◆ **Exercise requirements**: Put the lines below into a JSON list of strings, one string per line, omitting blank lines and leaving out the pictures.

[Start of Entries supplied]

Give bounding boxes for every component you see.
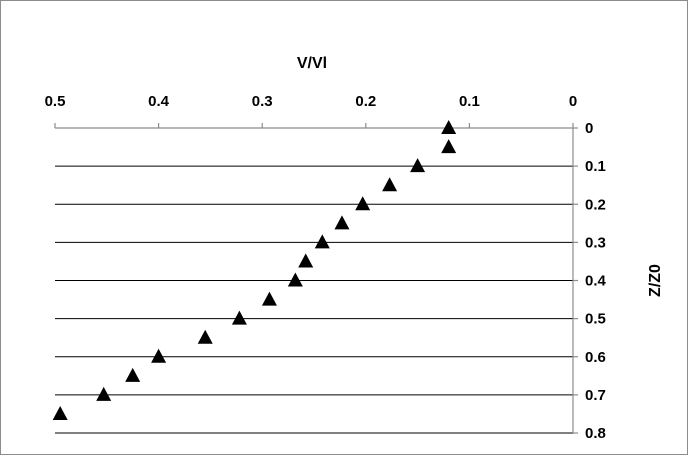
x-tick-label-1: 0.4 <box>148 93 170 110</box>
y-tick-label-7: 0.7 <box>585 387 606 404</box>
y-tick-label-4: 0.4 <box>585 273 607 290</box>
x-axis-title: V/Vl <box>297 55 327 72</box>
data-point-7 <box>298 253 314 268</box>
gridlines <box>55 165 573 434</box>
y-tick-label-2: 0.2 <box>585 196 606 213</box>
data-point-3 <box>382 177 398 192</box>
data-point-0 <box>441 120 457 134</box>
x-tick-label-5: 0 <box>569 93 577 110</box>
x-tick-label-3: 0.2 <box>355 93 376 110</box>
y-axis-title: Z/Z0 <box>647 264 664 297</box>
data-points <box>52 120 457 420</box>
x-tick-label-0: 0.5 <box>45 93 66 110</box>
axes <box>54 123 578 434</box>
x-tick-label-2: 0.3 <box>252 93 273 110</box>
data-point-2 <box>410 158 426 173</box>
data-point-5 <box>334 215 350 230</box>
y-tick-label-0: 0 <box>585 120 593 137</box>
tick-labels: 0.5 0.4 0.3 0.2 0.1 00 0.1 0.2 0.3 0.4 0.5 0.6 0.7 0.… <box>45 93 607 442</box>
data-point-14 <box>96 386 112 401</box>
data-point-6 <box>314 234 330 249</box>
y-tick-label-5: 0.5 <box>585 311 606 328</box>
data-point-12 <box>151 348 167 363</box>
data-point-11 <box>197 329 213 344</box>
data-point-13 <box>125 367 141 382</box>
data-point-15 <box>52 405 68 420</box>
data-point-9 <box>261 291 277 306</box>
data-point-4 <box>355 196 371 211</box>
y-tick-label-6: 0.6 <box>585 349 606 366</box>
y-tick-label-8: 0.8 <box>585 425 606 442</box>
data-point-10 <box>231 310 247 325</box>
y-tick-label-1: 0.1 <box>585 158 606 175</box>
data-point-1 <box>441 139 457 154</box>
y-tick-label-3: 0.3 <box>585 234 606 251</box>
x-tick-label-4: 0.1 <box>459 93 480 110</box>
data-point-8 <box>287 272 303 287</box>
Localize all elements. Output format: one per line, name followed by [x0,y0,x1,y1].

[End of Entries supplied]

◆ **Result**:
[
  "Give bounding boxes for every component you see.",
  "x-tick-label-1: 0.4 <box>148 93 170 110</box>",
  "y-tick-label-7: 0.7 <box>585 387 606 404</box>",
  "y-tick-label-4: 0.4 <box>585 273 607 290</box>",
  "x-axis-title: V/Vl <box>297 55 327 72</box>",
  "data-point-7 <box>298 253 314 268</box>",
  "gridlines <box>55 165 573 434</box>",
  "y-tick-label-2: 0.2 <box>585 196 606 213</box>",
  "data-point-3 <box>382 177 398 192</box>",
  "data-point-0 <box>441 120 457 134</box>",
  "x-tick-label-5: 0 <box>569 93 577 110</box>",
  "x-tick-label-3: 0.2 <box>355 93 376 110</box>",
  "y-axis-title: Z/Z0 <box>647 264 664 297</box>",
  "data-points <box>52 120 457 420</box>",
  "x-tick-label-0: 0.5 <box>45 93 66 110</box>",
  "axes <box>54 123 578 434</box>",
  "x-tick-label-2: 0.3 <box>252 93 273 110</box>",
  "data-point-2 <box>410 158 426 173</box>",
  "data-point-5 <box>334 215 350 230</box>",
  "y-tick-label-0: 0 <box>585 120 593 137</box>",
  "tick-labels: 0.5 0.4 0.3 0.2 0.1 00 0.1 0.2 0.3 0.4 0.5 0.6 0.7 0.… <box>45 93 607 442</box>",
  "data-point-14 <box>96 386 112 401</box>",
  "data-point-6 <box>314 234 330 249</box>",
  "y-tick-label-5: 0.5 <box>585 311 606 328</box>",
  "data-point-12 <box>151 348 167 363</box>",
  "data-point-11 <box>197 329 213 344</box>",
  "data-point-13 <box>125 367 141 382</box>",
  "data-point-15 <box>52 405 68 420</box>",
  "data-point-9 <box>261 291 277 306</box>",
  "data-point-4 <box>355 196 371 211</box>",
  "y-tick-label-6: 0.6 <box>585 349 606 366</box>",
  "y-tick-label-8: 0.8 <box>585 425 606 442</box>",
  "data-point-10 <box>231 310 247 325</box>",
  "y-tick-label-1: 0.1 <box>585 158 606 175</box>",
  "data-point-1 <box>441 139 457 154</box>",
  "y-tick-label-3: 0.3 <box>585 234 606 251</box>",
  "x-tick-label-4: 0.1 <box>459 93 480 110</box>",
  "data-point-8 <box>287 272 303 287</box>",
  "Localize all elements. Output format: one per line, name followed by [x0,y0,x1,y1]."
]